### Text block:
==========

# Fort Smallwood Park



## Minnox (Mar 27, 2006)

Anybody doing any fishing at Fort Smallwood Park? The park has been cleaned up by Anne Arundle County Parks And Rec. Not a bad place to go now! I would like to do some fishing from shore and be able to take the dogs to run around and play (makes the wife happy) and was wondering if there was anything going on there.


----------



## Blue Heron (Jun 12, 2003)

Hi Minnox,

Welcome to the board. I don't know if anything is going on down there, but wouldn't mind finding out. But, there may be a problem with keeping stripers there now.

This link to Mapquest shows the right (south) side of Ft. Smallwood Park as being on the bay "proper". Also, there are some hard to see white boundary lines near the top. Could that be the Brewerton Channel?:

http://www.mapquest.com/maps/map.ad...5-5520&spurl=0&&q=ft. smallwood park&qc=Parks

But when I look at my ADC map for Anne Arundel
County, it shows all the water off of the park as the being the Patapsco. 

Does anyone know for sure if you can keep rockfish from at least the south side of the park now?

Blue Heron


----------



## chesapeakecarper (Aug 22, 2003)

I haven't heard any fishing reports from there since the reopenning. I've suggested to Debbie that she have some sort of fishing report board for visitors...and maybe something on their phone message system stating whats biting.


----------

==========

### What to do:
1. Summarize the Fort Smallwood Park thread in two sentences.
2. Using the Fort Smallwood Park thread, decide whether each statement agrees with it, answering yes or no and quoting the words that settle it: (a) The Mapquest map puts the south side of the park on the bay proper. (b) chesapeakecarper has heard several fishing reports since the park reopened. (c) Minnox wants to fish from a boat.
3. Write out the part of the Fort Smallwood Park thread that begins at the words "## chesapeakecarper (Aug" and stops after "stating whats biting.".
Rely on the Fort Smallwood Park thread alone.

==========

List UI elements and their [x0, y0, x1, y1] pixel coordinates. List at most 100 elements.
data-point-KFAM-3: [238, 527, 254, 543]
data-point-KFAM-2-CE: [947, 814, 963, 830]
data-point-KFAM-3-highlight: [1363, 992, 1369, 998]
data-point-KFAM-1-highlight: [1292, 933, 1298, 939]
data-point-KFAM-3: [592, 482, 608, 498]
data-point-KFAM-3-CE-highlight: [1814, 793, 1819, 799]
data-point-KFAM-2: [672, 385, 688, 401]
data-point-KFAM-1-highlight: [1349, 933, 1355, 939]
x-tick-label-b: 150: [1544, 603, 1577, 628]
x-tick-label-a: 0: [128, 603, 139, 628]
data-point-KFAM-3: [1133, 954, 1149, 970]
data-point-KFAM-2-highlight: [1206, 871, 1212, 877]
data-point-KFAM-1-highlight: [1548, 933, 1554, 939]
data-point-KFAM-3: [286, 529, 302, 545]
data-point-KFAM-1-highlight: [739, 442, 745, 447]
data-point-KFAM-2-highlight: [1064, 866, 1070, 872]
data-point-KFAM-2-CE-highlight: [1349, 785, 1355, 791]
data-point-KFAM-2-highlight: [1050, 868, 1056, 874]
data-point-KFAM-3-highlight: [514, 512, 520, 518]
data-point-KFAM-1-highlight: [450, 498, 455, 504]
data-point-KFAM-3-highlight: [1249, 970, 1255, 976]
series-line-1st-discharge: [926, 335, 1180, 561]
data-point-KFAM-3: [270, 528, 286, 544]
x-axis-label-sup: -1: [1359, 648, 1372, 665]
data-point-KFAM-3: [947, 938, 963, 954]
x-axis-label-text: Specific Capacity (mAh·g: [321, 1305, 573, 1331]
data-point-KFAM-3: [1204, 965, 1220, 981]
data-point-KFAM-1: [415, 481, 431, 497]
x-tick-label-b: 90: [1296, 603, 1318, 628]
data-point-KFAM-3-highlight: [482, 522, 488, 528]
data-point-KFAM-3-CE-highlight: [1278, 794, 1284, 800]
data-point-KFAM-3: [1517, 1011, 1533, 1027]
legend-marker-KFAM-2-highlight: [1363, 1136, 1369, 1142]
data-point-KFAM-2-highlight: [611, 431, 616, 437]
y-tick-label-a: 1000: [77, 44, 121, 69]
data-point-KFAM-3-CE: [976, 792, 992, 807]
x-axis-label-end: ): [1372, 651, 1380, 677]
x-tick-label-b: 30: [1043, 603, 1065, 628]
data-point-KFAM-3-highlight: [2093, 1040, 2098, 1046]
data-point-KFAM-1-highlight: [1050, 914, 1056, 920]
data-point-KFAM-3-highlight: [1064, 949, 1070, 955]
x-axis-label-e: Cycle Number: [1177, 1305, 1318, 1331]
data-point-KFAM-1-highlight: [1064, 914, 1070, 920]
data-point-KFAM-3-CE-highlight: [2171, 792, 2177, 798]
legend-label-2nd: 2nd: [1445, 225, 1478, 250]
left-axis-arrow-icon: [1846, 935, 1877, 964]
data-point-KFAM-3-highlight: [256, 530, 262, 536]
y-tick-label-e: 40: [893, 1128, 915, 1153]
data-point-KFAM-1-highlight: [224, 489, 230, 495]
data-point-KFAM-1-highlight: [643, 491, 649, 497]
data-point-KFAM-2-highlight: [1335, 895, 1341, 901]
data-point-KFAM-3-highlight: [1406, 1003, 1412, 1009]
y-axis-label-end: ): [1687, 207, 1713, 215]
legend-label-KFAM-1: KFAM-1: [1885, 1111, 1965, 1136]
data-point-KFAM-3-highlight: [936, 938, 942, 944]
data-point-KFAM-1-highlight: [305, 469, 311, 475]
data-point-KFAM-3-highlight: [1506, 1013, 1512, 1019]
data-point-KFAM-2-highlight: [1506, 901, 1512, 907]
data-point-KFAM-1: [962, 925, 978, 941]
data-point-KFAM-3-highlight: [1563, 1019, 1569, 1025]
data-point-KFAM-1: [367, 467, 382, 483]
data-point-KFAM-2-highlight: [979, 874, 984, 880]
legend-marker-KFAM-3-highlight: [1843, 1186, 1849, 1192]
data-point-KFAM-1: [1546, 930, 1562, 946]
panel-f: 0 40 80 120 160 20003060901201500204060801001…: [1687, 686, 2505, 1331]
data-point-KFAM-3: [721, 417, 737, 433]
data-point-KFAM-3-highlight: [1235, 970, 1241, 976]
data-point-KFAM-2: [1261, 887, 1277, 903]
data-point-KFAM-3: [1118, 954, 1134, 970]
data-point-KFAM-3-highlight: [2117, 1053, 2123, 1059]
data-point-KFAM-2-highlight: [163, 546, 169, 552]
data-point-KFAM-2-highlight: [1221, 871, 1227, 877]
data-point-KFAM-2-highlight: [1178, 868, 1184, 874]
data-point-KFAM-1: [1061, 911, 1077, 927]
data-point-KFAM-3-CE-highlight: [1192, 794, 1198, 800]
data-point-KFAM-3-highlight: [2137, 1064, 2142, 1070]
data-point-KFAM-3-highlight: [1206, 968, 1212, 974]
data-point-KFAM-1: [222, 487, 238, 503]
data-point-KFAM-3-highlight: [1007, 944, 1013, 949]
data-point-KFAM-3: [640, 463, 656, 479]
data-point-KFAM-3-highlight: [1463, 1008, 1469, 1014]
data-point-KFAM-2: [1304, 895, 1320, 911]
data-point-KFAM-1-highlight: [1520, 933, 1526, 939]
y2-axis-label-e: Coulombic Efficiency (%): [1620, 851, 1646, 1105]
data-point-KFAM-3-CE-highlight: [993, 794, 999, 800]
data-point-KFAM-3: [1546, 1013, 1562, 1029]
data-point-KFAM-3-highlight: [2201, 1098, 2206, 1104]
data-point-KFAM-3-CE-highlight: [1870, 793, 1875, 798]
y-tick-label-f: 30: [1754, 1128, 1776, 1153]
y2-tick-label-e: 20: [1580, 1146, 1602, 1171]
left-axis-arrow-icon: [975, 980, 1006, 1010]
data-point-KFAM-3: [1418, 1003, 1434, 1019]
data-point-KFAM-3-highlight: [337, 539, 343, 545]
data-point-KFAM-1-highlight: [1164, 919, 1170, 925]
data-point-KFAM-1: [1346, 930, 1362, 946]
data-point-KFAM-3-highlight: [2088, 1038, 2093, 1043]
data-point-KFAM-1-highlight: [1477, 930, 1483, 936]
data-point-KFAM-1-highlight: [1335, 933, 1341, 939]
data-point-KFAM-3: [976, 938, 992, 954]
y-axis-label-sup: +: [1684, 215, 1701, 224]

==========

### Written responses:
1. A poster asks whether anyone is fishing at Fort Smallwood Park, which the county's parks and recreation department has cleaned up, and hopes to fish from shore while the dogs run around. One reply questions whether rockfish can be kept there, since one map places the park's south side on the bay and another shows all the water off the park as the Patapsco, and a second reply says no fishing reports have come in since the reopening.

2.
(a) Yes: "This link to Mapquest shows the right (south) side of Ft. Smallwood Park as being on the bay "proper"."
(b) No: "I haven't heard any fishing reports from there since the reopenning."
(c) No: "I would like to do some fishing from shore"

3.
## chesapeakecarper (Aug 22, 2003)

I haven't heard any fishing reports from there since the reopenning. I've suggested to Debbie that she have some sort of fishing report board for visitors...and maybe something on their phone message system stating whats biting.